▸ Daftar Tugas
a: Jawablah pertanyaan berikut berdasarkan kutipan tentang dunia roh di Tiongkok era Dinasti Qing.
(i) Alih-alih bandit, siapa yang ditakuti di jalan pada malam hari?
(ii) Bulan keberapa dalam kalender lunar disebut Bulan Hantu di Tiongkok?
(iii) Siapa yang mengumpulkan cerita mengerikan dalam Strange Tales from a Chinese Studio?
b: Tulis ulang bagian kutipan tentang dunia roh di Tiongkok era Dinasti Qing, mulai dari "Itu disebabkan karena" dan berakhir pada "World of Chinese.". Ganti "perampok" dengan "begal".
c: Lanjutkan kutipan tentang dunia roh di Tiongkok era Dinasti Qing, mulai setelah kalimat terakhirnya.

▸ Kutipan Pilihan
---+---
Nationalgeographic.co.id - Seorang ayah dan anak bergegas menyusuri jalan yang gelap dan berdebu. Sambil berjalan dengan perasaan takut, mereka berusaha mencari secercah cahaya dari penginapan.
Jalan di Kekaisaran Tiongkok abad ke-18 bisa berbahaya. Alih-alih bandit, para penyihir dan pencuri jiwalah yang ditakuti di malam hari.
Orang-orang yang putus asa memangsa orang yang lemah dan tidak waspada. Namun, bahkan para bandit mencari perlindungan di dalam ruangan saat malam tiba.
Itu disebabkan karena beberapa hal yang mengintai dalam bayang-bayang. “Ini jauh lebih mematikan daripada perampok atau penjahat mana pun,” tulis Jeremiah Jenne di laman The World of Chinese.
Cerita rakyat dan legenda tentang roh jahat
Cerita rakyat dan legenda lokal dari era Dinasti Qing mengungkapkan dunia roh rubah, setan jahat, hantu pengembara, tukang sihir, dan pencuri jiwa. Bahkan catatan resmi yang dikelola cendekiawan Konfusianisme, yang konon berpikiran waras, merinci pertemuan supernatural dan fenomena dunia lain.
Di Tiongkok, bulan ketujuh dari kalender lunar adalah Bulan Hantu. Ini adalah waktu dalam setahun ketika roh orang yang meninggal paling aktif. Seperti tradisi Halloween di dunia barat, Bulan Hantu adalah waktu ketika pikiran menjadi menyeramkan. Di Tiongkok kuno, ada sejarah panjang tentang interaksi roh dengan makhluk hidup.
Dalam Strange Tales from a Chinese Studio, penulis dan cerita rakyat era Dinasti Qing Pu Songling mengumpulkan cerita mengerikan.
---+---
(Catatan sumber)
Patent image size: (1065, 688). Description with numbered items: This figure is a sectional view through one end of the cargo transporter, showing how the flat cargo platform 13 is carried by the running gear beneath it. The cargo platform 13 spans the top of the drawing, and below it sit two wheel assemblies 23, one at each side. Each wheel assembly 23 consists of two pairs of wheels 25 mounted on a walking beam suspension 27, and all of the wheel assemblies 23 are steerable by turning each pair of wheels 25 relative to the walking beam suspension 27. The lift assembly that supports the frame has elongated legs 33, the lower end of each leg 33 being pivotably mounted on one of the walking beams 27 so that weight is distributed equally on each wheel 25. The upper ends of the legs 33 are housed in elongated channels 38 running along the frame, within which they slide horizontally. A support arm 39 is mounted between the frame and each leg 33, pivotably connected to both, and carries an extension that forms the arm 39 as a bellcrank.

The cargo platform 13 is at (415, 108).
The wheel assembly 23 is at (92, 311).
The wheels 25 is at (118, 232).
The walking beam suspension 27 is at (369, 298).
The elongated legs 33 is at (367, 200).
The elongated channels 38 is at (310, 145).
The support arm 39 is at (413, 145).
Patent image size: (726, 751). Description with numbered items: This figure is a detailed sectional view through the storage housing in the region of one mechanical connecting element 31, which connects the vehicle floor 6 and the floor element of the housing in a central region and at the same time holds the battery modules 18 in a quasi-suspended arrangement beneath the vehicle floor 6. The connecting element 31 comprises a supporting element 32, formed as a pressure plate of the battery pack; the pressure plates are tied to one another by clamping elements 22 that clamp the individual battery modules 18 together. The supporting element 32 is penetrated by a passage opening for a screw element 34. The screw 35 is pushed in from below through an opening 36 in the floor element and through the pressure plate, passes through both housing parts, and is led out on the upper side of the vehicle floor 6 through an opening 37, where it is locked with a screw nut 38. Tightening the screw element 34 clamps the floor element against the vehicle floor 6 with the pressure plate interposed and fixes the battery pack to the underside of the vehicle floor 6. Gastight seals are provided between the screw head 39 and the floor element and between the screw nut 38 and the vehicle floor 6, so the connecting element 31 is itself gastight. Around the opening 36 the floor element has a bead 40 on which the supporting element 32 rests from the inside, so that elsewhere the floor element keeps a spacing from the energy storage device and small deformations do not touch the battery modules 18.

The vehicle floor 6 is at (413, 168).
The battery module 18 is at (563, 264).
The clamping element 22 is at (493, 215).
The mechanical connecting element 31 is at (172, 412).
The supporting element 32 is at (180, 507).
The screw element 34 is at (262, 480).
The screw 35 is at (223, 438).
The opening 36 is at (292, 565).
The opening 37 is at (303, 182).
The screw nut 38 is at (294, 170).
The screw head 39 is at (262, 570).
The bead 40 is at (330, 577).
---+---
▸ Jawaban
a:
(i) Para penyihir dan pencuri jiwa.
(ii) Bulan ketujuh.
(iii) Pu Songling.

b:
Itu disebabkan karena beberapa hal yang mengintai dalam bayang-bayang. “Ini jauh lebih mematikan daripada begal atau penjahat mana pun,” tulis Jeremiah Jenne di laman The World of Chinese.

c:
Dalam cerita-cerita ini, cendekiawan muda menjadi korban setan yang berwujud manusia. Dikisahkan juga soal pedagang yang menjadi mangsa roh yang mesum nan mematikan. Di masa itu, hantu menghantui kehidupan orang yang tidak adil, jahat, atau orang yang tidak beruntung.
Roh rubah
Roh rubah, yang dapat berubah dari bentuk manusia menjadi hewan sesuka hati. Roh ini bisa ditemukan di jalan, tembok, gerbang, dan jembatan.
Dalam cerita Pu Songling “Hu Dagu”, keluarga di Shandong diteror setelah membiarkan roh rubah jahat bergabung dengan tanpa sadar.
Kisah lain menceritakan tentang roh rubah yang muncul dengan menyamar sebagai wanita cantik. Ia menunggu untuk merayu pengembara yang penuh nafsu dan membawa mereka ke kehancuran.
Bagian kota, terutama yang memiliki bangunan seram atau terbengkalai, dikenal sebagai tempat berhantu.
Sebuah Menara Rubah terletak di sepanjang tepi timur tembok kota tua Beijing. Bangunan itu pernah menghadap ke daerah terpencil tempat sebuah kanal busuk memotong gurun yang dipenuhi sampah.
Ketakutan akan roh rubah membuat banyak penduduk menjauh. Reputasi menara menjadi semakin menyeramkan setelah tubuh Pamela Werner yang dimutilasi ditemukan. Ia adalah subjek buku terlaris Midnight in Peking oleh Paul French.
Ketakutan akan pencuri jiwa merasuki Kota Terlarang
Ketakutan akan hal-hal gaib bahkan bisa menembus alam dalam Kota Terlarang. Ahli sejarah Philip Kuhn pada 1990 mengungkapkan tentang pencuri jiwa dan penyihir dalam bukunya Soulstealers: The Chinese Sorcery Scare of 1768. Ini dimulai dengan sekelompok tukang batu malang yang dicurigai menggunakan ilmu sihir untuk memperbaiki jembatan dekat Suzhou.
Beberapa saat kemudian, sekelompok biksu pengembara ditangkap dan disiksa. Biksu malang itu dituduh memotong kepang yang dikenakan oleh pria Tionghoa. Kepang itu menjadi tanda tunduk pada Dinasti Qing saat itu.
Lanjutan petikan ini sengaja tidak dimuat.